**Exercise aim**.
Each record must be retyped in full. No character may differ.

**Provided records**.

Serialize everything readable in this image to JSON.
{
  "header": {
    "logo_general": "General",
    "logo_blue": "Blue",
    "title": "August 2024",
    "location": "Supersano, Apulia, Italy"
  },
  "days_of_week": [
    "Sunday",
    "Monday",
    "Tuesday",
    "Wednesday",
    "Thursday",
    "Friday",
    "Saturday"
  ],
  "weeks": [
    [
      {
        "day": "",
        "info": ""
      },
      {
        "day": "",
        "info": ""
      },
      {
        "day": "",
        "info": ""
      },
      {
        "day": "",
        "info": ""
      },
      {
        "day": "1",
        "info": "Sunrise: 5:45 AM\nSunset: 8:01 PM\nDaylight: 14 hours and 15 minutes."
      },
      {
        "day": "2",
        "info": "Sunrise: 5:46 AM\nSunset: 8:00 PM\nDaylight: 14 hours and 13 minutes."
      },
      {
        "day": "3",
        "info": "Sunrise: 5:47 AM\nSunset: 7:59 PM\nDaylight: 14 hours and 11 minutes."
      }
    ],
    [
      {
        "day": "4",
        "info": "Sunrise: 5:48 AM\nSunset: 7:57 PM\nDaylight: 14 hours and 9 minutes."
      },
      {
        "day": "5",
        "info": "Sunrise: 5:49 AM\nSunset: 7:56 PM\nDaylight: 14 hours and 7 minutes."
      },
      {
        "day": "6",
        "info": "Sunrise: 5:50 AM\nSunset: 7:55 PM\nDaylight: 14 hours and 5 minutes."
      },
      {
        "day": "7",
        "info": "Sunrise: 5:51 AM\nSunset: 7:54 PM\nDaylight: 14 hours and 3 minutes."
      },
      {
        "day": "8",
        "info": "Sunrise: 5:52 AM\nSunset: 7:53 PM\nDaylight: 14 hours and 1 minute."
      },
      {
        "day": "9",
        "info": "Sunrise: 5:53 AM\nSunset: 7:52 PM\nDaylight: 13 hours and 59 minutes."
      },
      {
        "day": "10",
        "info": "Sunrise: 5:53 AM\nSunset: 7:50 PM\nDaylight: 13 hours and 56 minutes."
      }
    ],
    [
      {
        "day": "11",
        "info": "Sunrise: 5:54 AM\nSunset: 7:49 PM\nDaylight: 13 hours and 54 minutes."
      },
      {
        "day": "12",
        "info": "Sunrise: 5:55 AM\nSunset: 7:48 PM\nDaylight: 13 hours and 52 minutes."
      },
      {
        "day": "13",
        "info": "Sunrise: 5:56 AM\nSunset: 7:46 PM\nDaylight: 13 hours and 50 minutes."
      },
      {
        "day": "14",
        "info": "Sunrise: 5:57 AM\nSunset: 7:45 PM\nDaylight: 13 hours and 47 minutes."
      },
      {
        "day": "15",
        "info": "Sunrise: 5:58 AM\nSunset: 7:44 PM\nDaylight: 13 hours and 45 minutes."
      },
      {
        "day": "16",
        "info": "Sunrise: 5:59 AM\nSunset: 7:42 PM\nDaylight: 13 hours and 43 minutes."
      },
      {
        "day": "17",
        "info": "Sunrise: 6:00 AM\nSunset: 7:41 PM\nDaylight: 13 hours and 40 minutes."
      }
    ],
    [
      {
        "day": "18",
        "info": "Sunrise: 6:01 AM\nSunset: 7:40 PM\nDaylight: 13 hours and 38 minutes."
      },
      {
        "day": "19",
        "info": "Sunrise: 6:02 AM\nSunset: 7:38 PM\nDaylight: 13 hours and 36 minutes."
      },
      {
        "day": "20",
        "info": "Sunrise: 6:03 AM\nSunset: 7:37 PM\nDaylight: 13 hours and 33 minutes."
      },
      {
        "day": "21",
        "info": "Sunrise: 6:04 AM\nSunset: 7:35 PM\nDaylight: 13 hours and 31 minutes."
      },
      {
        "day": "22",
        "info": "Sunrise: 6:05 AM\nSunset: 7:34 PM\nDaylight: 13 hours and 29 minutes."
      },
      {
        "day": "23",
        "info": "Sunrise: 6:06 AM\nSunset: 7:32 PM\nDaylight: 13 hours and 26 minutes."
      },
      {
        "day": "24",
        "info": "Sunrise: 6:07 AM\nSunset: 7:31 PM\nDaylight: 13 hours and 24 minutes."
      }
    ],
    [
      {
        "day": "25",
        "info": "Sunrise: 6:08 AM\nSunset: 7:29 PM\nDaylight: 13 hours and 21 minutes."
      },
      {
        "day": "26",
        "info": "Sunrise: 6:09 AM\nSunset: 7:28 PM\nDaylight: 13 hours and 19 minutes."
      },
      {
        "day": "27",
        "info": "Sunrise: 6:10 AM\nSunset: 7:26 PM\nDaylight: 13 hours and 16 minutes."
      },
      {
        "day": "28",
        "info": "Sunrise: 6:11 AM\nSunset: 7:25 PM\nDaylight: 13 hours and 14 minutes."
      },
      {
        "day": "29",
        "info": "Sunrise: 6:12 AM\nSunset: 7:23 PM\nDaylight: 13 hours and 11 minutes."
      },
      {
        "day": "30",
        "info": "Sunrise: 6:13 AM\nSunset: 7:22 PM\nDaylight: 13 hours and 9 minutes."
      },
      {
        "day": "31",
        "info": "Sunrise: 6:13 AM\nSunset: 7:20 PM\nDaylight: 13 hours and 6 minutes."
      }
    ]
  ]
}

**Written solution**.
Serialize everything readable in this image to JSON.
{
  "header": {
    "logo_general": "General",
    "logo_blue": "Blue",
    "title": "August 2024",
    "location": "Supersano, Apulia, Italy"
  },
  "days_of_week": [
    "Sunday",
    "Monday",
    "Tuesday",
    "Wednesday",
    "Thursday",
    "Friday",
    "Saturday"
  ],
  "weeks": [
    [
      {
        "day": "",
        "info": ""
      },
      {
        "day": "",
        "info": ""
      },
      {
        "day": "",
        "info": ""
      },
      {
        "day": "",
        "info": ""
      },
      {
        "day": "1",
        "info": "Sunrise: 5:45 AM\nSunset: 8:01 PM\nDaylight: 14 hours and 15 minutes."
      },
      {
        "day": "2",
        "info": "Sunrise: 5:46 AM\nSunset: 8:00 PM\nDaylight: 14 hours and 13 minutes."
      },
      {
        "day": "3",
        "info": "Sunrise: 5:47 AM\nSunset: 7:59 PM\nDaylight: 14 hours and 11 minutes."
      }
    ],
    [
      {
        "day": "4",
        "info": "Sunrise: 5:48 AM\nSunset: 7:57 PM\nDaylight: 14 hours and 9 minutes."
      },
      {
        "day": "5",
        "info": "Sunrise: 5:49 AM\nSunset: 7:56 PM\nDaylight: 14 hours and 7 minutes."
      },
      {
        "day": "6",
        "info": "Sunrise: 5:50 AM\nSunset: 7:55 PM\nDaylight: 14 hours and 5 minutes."
      },
      {
        "day": "7",
        "info": "Sunrise: 5:51 AM\nSunset: 7:54 PM\nDaylight: 14 hours and 3 minutes."
      },
      {
        "day": "8",
        "info": "Sunrise: 5:52 AM\nSunset: 7:53 PM\nDaylight: 14 hours and 1 minute."
      },
      {
        "day": "9",
        "info": "Sunrise: 5:53 AM\nSunset: 7:52 PM\nDaylight: 13 hours and 59 minutes."
      },
      {
        "day": "10",
        "info": "Sunrise: 5:53 AM\nSunset: 7:50 PM\nDaylight: 13 hours and 56 minutes."
      }
    ],
    [
      {
        "day": "11",
        "info": "Sunrise: 5:54 AM\nSunset: 7:49 PM\nDaylight: 13 hours and 54 minutes."
      },
      {
        "day": "12",
        "info": "Sunrise: 5:55 AM\nSunset: 7:48 PM\nDaylight: 13 hours and 52 minutes."
      },
      {
        "day": "13",
        "info": "Sunrise: 5:56 AM\nSunset: 7:46 PM\nDaylight: 13 hours and 50 minutes."
      },
      {
        "day": "14",
        "info": "Sunrise: 5:57 AM\nSunset: 7:45 PM\nDaylight: 13 hours and 47 minutes."
      },
      {
        "day": "15",
        "info": "Sunrise: 5:58 AM\nSunset: 7:44 PM\nDaylight: 13 hours and 45 minutes."
      },
      {
        "day": "16",
        "info": "Sunrise: 5:59 AM\nSunset: 7:42 PM\nDaylight: 13 hours and 43 minutes."
      },
      {
        "day": "17",
        "info": "Sunrise: 6:00 AM\nSunset: 7:41 PM\nDaylight: 13 hours and 40 minutes."
      }
    ],
    [
      {
        "day": "18",
        "info": "Sunrise: 6:01 AM\nSunset: 7:40 PM\nDaylight: 13 hours and 38 minutes."
      },
      {
        "day": "19",
        "info": "Sunrise: 6:02 AM\nSunset: 7:38 PM\nDaylight: 13 hours and 36 minutes."
      },
      {
        "day": "20",
        "info": "Sunrise: 6:03 AM\nSunset: 7:37 PM\nDaylight: 13 hours and 33 minutes."
      },
      {
        "day": "21",
        "info": "Sunrise: 6:04 AM\nSunset: 7:35 PM\nDaylight: 13 hours and 31 minutes."
      },
      {
        "day": "22",
        "info": "Sunrise: 6:05 AM\nSunset: 7:34 PM\nDaylight: 13 hours and 29 minutes."
      },
      {
        "day": "23",
        "info": "Sunrise: 6:06 AM\nSunset: 7:32 PM\nDaylight: 13 hours and 26 minutes."
      },
      {
        "day": "24",
        "info": "Sunrise: 6:07 AM\nSunset: 7:31 PM\nDaylight: 13 hours and 24 minutes."
      }
    ],
    [
      {
        "day": "25",
        "info": "Sunrise: 6:08 AM\nSunset: 7:29 PM\nDaylight: 13 hours and 21 minutes."
      },
      {
        "day": "26",
        "info": "Sunrise: 6:09 AM\nSunset: 7:28 PM\nDaylight: 13 hours and 19 minutes."
      },
      {
        "day": "27",
        "info": "Sunrise: 6:10 AM\nSunset: 7:26 PM\nDaylight: 13 hours and 16 minutes."
      },
      {
        "day": "28",
        "info": "Sunrise: 6:11 AM\nSunset: 7:25 PM\nDaylight: 13 hours and 14 minutes."
      },
      {
        "day": "29",
        "info": "Sunrise: 6:12 AM\nSunset: 7:23 PM\nDaylight: 13 hours and 11 minutes."
      },
      {
        "day": "30",
        "info": "Sunrise: 6:13 AM\nSunset: 7:22 PM\nDaylight: 13 hours and 9 minutes."
      },
      {
        "day": "31",
        "info": "Sunrise: 6:13 AM\nSunset: 7:20 PM\nDaylight: 13 hours and 6 minutes."
      }
    ]
  ]
}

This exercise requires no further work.